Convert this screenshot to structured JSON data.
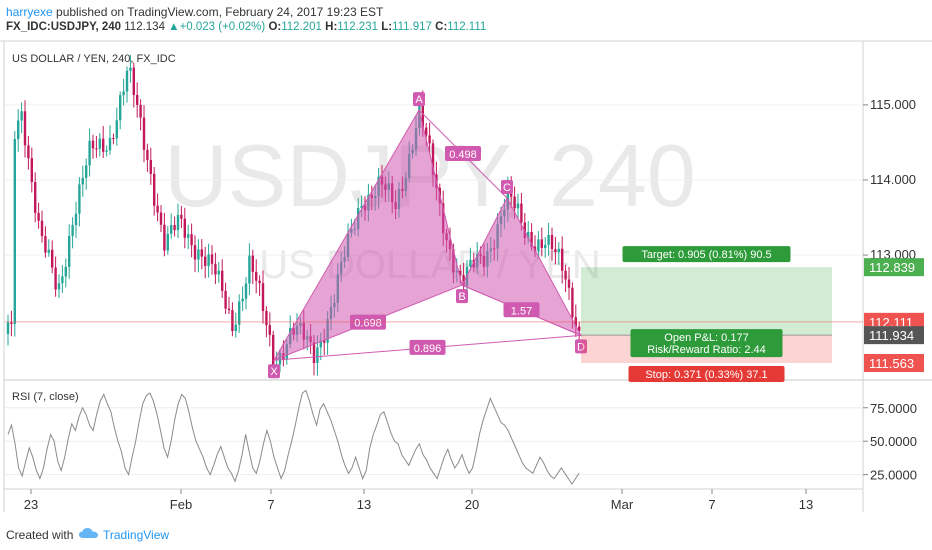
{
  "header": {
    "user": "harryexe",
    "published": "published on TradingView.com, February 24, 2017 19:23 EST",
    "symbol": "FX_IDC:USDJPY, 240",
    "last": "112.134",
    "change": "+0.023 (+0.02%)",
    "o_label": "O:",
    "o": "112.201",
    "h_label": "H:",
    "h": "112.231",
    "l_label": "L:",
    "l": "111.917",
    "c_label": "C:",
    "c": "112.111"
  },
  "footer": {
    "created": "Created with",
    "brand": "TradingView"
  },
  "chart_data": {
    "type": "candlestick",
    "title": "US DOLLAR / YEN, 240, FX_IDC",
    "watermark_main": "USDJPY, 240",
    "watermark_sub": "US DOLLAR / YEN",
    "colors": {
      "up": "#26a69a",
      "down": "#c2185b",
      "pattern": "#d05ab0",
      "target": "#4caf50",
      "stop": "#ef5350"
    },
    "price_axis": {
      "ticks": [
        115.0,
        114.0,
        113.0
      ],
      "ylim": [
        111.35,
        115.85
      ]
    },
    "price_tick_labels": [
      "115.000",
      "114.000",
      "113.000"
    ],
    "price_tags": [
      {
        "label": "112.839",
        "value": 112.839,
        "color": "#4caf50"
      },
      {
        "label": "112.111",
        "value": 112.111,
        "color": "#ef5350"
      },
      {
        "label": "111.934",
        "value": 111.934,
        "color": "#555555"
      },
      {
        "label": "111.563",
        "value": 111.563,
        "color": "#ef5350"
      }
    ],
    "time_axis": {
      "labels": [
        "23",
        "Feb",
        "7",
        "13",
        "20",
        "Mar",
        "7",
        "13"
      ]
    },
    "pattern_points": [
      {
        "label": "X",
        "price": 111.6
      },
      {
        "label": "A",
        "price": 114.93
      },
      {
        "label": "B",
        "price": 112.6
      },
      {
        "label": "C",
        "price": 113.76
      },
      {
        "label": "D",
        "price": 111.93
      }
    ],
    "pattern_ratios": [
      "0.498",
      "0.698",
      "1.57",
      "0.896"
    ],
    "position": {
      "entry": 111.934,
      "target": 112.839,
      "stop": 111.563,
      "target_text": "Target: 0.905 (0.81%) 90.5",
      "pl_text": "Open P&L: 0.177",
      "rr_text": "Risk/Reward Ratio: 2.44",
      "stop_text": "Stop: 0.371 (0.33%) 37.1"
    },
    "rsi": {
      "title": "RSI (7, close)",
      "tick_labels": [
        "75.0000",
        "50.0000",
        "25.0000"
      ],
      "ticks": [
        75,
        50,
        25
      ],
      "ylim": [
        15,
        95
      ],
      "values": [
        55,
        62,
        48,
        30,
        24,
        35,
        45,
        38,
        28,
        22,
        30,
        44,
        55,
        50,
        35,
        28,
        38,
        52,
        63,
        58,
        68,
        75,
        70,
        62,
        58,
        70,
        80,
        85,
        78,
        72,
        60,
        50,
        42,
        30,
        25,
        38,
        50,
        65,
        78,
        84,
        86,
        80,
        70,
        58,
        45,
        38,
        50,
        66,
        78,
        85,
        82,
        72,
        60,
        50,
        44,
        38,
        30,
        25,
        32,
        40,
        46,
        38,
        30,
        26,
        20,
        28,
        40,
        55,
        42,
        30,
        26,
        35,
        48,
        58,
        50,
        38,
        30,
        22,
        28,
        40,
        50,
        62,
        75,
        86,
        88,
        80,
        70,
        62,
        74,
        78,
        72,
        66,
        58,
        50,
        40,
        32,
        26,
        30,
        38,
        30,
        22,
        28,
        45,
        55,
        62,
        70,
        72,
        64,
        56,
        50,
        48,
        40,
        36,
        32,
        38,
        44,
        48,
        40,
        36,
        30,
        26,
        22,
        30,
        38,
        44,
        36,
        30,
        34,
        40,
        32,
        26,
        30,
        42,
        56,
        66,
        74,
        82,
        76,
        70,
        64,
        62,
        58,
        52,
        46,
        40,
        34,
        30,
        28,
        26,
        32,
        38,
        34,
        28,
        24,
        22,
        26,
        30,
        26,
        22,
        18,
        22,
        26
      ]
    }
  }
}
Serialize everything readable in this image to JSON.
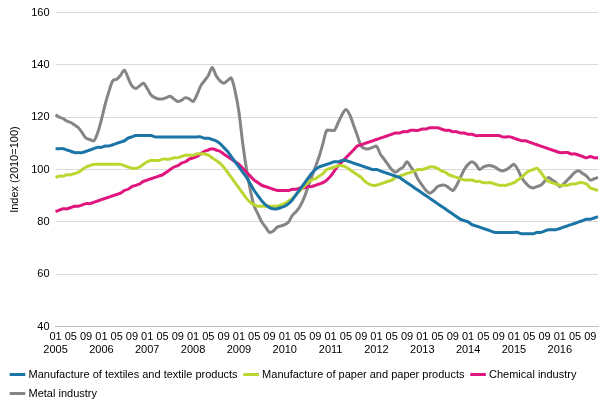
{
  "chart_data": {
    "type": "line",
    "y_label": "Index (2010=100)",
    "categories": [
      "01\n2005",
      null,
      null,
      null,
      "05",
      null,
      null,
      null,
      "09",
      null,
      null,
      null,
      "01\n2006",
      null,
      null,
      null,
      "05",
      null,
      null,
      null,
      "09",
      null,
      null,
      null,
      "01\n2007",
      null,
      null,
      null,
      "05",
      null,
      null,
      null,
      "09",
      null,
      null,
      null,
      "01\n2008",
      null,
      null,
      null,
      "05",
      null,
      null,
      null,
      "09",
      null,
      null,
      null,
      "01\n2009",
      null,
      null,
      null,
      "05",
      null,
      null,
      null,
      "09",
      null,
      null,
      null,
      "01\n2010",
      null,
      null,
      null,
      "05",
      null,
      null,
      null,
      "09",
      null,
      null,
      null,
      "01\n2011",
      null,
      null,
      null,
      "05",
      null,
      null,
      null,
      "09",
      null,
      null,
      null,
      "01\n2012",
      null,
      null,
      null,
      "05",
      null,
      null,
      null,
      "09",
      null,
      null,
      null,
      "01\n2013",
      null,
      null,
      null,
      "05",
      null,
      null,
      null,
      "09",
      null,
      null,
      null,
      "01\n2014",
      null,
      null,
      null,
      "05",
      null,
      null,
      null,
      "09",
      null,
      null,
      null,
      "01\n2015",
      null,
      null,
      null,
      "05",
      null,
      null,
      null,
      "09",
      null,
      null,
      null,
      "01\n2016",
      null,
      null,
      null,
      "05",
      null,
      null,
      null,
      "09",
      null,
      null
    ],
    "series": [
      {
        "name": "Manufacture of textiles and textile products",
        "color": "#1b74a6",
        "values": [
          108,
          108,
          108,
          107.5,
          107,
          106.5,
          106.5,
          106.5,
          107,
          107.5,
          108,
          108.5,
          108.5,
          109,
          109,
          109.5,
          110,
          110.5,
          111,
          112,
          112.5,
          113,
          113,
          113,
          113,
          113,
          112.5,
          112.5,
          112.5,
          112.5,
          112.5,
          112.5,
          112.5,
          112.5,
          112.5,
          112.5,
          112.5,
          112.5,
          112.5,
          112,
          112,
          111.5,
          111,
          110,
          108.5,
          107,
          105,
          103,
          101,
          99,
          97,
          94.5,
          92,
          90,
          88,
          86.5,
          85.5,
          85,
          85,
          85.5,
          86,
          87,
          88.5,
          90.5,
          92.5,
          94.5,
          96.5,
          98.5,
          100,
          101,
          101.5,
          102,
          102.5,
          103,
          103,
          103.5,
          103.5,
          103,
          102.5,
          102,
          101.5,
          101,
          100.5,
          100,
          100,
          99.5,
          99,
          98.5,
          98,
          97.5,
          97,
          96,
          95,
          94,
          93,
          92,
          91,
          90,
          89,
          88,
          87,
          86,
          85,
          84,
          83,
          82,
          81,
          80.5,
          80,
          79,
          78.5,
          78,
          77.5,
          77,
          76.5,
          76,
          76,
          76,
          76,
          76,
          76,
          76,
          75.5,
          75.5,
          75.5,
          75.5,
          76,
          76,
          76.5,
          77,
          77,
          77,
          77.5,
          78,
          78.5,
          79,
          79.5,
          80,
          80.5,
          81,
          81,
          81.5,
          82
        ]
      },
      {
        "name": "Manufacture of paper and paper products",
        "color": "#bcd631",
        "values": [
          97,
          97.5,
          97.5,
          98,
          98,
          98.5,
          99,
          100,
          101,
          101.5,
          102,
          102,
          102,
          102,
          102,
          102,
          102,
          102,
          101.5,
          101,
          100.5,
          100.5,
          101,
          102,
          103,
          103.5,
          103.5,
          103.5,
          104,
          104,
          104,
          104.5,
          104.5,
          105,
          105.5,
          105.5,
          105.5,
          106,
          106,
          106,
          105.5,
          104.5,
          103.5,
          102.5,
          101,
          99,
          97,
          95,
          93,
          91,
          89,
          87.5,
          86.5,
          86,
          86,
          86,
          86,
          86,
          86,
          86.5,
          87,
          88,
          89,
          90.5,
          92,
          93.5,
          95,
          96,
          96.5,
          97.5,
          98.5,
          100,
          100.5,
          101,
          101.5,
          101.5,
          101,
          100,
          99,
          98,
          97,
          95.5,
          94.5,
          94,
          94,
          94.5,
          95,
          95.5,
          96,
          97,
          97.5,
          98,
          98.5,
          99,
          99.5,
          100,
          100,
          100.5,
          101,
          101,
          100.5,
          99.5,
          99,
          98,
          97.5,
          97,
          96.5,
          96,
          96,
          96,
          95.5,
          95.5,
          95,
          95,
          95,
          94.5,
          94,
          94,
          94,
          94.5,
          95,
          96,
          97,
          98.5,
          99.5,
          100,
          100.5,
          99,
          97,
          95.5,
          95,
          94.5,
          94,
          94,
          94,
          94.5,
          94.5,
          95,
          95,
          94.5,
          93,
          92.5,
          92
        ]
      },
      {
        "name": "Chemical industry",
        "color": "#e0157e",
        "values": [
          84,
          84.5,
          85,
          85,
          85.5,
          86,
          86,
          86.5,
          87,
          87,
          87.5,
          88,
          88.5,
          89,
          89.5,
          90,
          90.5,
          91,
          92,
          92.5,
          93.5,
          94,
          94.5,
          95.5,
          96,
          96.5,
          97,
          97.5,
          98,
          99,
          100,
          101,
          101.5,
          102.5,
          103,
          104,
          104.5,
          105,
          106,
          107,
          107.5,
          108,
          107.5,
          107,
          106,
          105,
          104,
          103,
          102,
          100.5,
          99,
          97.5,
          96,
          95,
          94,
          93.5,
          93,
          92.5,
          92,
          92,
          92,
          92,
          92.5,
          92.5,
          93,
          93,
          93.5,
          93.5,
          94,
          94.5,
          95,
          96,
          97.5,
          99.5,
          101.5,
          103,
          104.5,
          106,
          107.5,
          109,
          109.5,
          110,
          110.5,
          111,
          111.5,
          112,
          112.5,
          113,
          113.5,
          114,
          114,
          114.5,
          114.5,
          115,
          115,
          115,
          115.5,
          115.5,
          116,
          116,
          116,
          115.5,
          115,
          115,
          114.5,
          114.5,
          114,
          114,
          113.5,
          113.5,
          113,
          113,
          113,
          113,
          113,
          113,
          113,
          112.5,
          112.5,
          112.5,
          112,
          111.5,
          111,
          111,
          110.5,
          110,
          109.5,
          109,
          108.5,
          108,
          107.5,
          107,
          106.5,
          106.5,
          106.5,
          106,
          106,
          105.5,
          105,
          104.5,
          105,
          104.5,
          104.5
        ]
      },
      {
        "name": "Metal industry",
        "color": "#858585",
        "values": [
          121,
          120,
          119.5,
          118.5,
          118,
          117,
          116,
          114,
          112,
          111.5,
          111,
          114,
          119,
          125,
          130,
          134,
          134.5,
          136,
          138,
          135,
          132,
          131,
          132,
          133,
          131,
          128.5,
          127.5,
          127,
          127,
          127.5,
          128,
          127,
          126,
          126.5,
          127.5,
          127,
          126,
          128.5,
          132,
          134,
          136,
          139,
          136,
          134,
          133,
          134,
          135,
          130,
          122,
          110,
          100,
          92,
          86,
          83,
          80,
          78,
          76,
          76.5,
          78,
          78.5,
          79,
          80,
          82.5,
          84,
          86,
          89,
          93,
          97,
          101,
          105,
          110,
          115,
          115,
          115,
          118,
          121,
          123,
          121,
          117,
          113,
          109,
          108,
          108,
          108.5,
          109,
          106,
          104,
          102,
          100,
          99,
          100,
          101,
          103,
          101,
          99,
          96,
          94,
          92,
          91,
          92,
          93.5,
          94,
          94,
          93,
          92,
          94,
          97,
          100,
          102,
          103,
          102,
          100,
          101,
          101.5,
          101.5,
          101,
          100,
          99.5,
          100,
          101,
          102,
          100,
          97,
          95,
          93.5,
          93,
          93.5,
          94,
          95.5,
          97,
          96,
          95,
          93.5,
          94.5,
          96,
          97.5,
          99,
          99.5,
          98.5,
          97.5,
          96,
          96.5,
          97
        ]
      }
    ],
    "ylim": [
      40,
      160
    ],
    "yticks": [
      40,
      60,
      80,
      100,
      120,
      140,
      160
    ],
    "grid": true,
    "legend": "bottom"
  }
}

================================

• **INSTRUCTION**: Determine how many lines of the data contain the word "products", and reply with that number only.

• **RESPONSE TO THIS EXERCISE**: 2